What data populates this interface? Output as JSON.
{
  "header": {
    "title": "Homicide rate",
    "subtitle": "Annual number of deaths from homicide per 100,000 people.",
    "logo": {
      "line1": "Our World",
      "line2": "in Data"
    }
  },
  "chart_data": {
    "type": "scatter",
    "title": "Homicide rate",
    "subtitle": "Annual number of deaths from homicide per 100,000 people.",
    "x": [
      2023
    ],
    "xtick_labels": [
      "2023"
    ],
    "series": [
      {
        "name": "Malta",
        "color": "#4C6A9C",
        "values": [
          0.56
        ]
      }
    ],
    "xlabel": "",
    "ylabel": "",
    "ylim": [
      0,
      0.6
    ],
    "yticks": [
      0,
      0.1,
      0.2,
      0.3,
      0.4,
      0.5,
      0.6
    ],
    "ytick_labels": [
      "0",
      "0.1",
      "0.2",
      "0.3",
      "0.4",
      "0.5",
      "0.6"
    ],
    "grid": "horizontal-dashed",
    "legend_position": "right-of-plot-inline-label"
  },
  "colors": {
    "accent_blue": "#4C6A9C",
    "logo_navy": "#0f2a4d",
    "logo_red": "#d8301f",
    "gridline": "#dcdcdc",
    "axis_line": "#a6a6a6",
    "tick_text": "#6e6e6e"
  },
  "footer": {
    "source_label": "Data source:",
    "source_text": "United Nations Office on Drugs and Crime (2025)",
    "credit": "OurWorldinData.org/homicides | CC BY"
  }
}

WORK TO BE COMPLETED: Write out the full set of records exactly as given.

EXERCISE RESPONSE:
What data populates this interface? Output as JSON.
{
  "header": {
    "title": "Homicide rate",
    "subtitle": "Annual number of deaths from homicide per 100,000 people.",
    "logo": {
      "line1": "Our World",
      "line2": "in Data"
    }
  },
  "chart_data": {
    "type": "scatter",
    "title": "Homicide rate",
    "subtitle": "Annual number of deaths from homicide per 100,000 people.",
    "x": [
      2023
    ],
    "xtick_labels": [
      "2023"
    ],
    "series": [
      {
        "name": "Malta",
        "color": "#4C6A9C",
        "values": [
          0.56
        ]
      }
    ],
    "xlabel": "",
    "ylabel": "",
    "ylim": [
      0,
      0.6
    ],
    "yticks": [
      0,
      0.1,
      0.2,
      0.3,
      0.4,
      0.5,
      0.6
    ],
    "ytick_labels": [
      "0",
      "0.1",
      "0.2",
      "0.3",
      "0.4",
      "0.5",
      "0.6"
    ],
    "grid": "horizontal-dashed",
    "legend_position": "right-of-plot-inline-label"
  },
  "colors": {
    "accent_blue": "#4C6A9C",
    "logo_navy": "#0f2a4d",
    "logo_red": "#d8301f",
    "gridline": "#dcdcdc",
    "axis_line": "#a6a6a6",
    "tick_text": "#6e6e6e"
  },
  "footer": {
    "source_label": "Data source:",
    "source_text": "United Nations Office on Drugs and Crime (2025)",
    "credit": "OurWorldinData.org/homicides | CC BY"
  }
}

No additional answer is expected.